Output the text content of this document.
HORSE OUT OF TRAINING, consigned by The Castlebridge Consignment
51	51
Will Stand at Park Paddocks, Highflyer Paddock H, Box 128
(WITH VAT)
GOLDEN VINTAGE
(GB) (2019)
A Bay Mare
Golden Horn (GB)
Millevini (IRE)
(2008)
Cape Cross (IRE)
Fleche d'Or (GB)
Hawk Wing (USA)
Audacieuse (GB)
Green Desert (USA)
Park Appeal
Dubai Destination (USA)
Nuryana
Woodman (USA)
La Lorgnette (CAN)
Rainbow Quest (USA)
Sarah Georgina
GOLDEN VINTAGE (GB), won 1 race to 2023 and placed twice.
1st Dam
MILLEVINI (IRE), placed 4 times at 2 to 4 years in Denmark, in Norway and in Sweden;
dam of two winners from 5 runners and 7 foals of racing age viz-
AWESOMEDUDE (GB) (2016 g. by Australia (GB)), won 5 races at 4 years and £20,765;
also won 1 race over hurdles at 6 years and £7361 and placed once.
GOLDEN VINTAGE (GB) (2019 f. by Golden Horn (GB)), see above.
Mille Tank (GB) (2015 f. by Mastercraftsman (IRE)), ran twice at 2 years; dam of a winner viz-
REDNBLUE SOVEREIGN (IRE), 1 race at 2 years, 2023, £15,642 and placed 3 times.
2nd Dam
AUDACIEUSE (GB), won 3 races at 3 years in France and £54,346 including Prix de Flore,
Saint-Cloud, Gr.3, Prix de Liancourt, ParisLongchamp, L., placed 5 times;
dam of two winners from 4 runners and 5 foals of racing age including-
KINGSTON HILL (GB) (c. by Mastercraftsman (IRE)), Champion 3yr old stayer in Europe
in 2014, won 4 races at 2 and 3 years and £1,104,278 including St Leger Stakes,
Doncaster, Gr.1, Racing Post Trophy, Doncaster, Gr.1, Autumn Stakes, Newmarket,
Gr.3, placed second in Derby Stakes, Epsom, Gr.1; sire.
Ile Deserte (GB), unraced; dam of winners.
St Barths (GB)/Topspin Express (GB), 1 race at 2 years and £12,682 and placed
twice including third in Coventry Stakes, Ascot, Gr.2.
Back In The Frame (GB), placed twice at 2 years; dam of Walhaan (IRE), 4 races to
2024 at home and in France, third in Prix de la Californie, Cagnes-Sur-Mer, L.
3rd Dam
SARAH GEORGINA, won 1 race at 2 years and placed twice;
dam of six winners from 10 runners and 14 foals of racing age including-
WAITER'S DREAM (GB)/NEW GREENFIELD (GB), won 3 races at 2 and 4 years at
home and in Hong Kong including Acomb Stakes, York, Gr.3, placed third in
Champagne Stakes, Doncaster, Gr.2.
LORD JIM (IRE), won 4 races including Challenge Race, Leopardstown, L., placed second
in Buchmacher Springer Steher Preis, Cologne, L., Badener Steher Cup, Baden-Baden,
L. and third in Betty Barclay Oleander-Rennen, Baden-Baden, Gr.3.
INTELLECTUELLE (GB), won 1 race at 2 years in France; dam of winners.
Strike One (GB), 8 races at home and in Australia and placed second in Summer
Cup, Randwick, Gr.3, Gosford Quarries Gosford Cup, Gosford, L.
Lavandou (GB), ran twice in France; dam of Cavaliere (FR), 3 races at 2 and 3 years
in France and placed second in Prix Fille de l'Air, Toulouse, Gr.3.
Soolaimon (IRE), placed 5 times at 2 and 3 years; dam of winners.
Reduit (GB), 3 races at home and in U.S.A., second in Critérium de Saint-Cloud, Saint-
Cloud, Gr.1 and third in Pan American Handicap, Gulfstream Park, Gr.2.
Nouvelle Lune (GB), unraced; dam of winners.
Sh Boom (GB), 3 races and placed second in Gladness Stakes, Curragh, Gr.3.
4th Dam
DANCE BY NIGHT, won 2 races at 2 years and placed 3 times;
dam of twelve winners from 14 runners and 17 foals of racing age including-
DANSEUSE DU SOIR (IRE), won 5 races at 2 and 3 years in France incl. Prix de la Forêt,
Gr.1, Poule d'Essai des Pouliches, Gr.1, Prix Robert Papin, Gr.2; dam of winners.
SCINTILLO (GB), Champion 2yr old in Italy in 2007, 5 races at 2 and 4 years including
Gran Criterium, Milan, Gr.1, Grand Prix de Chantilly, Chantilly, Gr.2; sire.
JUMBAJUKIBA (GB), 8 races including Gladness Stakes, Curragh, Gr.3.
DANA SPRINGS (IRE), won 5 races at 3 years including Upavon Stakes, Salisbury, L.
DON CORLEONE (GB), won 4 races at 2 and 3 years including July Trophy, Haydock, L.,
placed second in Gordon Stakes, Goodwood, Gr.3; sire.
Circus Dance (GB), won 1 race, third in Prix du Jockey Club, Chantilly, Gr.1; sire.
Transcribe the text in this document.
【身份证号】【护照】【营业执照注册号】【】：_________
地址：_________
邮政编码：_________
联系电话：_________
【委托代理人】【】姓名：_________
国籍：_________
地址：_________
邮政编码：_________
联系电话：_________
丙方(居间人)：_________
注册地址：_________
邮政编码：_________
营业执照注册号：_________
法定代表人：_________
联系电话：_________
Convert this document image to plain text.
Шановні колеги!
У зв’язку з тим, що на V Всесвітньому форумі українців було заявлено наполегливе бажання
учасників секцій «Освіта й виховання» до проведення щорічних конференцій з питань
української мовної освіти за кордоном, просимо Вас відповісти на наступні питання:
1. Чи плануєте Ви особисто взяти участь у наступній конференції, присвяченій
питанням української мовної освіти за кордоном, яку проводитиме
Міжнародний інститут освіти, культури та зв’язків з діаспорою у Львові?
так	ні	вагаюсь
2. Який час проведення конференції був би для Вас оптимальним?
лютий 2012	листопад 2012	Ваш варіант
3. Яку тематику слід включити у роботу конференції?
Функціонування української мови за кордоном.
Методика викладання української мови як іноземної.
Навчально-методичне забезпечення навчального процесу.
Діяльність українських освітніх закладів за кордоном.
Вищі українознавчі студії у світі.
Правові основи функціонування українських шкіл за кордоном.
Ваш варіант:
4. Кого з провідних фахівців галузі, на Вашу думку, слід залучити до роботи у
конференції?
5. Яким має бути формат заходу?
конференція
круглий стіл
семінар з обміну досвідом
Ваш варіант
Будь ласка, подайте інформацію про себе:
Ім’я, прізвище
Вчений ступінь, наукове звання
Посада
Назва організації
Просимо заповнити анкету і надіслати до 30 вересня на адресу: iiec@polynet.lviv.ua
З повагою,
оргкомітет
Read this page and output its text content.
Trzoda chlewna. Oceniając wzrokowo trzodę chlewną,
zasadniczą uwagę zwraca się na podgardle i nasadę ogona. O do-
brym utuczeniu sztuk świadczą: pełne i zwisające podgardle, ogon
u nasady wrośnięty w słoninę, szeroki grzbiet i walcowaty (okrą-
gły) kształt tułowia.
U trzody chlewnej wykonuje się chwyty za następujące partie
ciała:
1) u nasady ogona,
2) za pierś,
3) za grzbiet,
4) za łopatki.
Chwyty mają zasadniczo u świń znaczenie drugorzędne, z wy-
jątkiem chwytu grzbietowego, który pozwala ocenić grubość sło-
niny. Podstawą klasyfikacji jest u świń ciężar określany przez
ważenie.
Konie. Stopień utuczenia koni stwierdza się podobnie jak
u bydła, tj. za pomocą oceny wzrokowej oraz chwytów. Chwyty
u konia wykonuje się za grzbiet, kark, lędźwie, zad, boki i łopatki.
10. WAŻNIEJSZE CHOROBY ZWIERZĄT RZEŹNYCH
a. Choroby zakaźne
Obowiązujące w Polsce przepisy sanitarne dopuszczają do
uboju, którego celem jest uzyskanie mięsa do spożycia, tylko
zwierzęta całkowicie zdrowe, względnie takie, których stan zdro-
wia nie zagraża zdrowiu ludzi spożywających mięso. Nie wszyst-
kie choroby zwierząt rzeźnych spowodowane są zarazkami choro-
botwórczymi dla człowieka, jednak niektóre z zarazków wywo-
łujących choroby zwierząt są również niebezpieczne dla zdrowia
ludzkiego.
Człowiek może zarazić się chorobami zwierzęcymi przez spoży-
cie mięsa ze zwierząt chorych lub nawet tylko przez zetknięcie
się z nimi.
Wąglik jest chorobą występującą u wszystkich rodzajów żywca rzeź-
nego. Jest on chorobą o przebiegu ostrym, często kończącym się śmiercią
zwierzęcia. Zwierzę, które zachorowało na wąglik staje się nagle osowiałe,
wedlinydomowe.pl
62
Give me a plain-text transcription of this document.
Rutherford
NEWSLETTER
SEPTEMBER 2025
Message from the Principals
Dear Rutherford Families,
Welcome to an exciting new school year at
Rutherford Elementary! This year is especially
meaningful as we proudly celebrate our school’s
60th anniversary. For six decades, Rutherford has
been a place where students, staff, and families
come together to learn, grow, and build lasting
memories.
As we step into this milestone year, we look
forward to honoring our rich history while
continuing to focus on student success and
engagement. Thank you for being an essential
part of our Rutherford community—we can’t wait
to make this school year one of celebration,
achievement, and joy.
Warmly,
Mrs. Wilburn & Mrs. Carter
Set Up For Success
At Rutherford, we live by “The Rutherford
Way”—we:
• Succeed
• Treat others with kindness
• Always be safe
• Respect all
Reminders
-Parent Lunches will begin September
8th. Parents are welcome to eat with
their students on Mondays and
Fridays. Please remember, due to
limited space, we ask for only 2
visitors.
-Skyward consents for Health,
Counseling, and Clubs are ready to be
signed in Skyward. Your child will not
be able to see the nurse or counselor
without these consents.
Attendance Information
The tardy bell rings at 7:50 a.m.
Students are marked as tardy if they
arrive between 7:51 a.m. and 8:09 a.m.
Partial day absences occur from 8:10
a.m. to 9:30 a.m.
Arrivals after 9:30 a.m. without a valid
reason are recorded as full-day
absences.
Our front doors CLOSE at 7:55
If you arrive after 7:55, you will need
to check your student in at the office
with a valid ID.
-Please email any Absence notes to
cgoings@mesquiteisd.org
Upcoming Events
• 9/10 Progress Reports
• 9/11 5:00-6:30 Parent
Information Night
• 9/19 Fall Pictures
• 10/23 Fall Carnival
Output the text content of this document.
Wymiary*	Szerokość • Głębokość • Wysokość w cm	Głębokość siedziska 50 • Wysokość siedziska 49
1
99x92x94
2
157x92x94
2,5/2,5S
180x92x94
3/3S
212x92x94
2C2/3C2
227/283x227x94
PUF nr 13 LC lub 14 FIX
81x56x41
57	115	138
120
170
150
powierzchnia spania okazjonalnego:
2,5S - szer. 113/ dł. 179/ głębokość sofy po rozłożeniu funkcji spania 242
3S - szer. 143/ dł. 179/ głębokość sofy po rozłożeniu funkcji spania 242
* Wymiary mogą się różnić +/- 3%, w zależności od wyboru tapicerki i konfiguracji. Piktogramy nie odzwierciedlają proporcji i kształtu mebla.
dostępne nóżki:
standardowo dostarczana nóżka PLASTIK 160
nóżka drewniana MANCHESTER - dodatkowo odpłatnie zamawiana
+++++
WORK TO BE COMPLETED —
Scan the material above for the string "przez" and return the lines that hold it.

RESULT OF THIS TASK —
niny. Podstawą klasyfikacji jest u świń ciężar określany przez
Człowiek może zarazić się chorobami zwierzęcymi przez spoży-
cie mięsa ze zwierząt chorych lub nawet tylko przez zetknięcie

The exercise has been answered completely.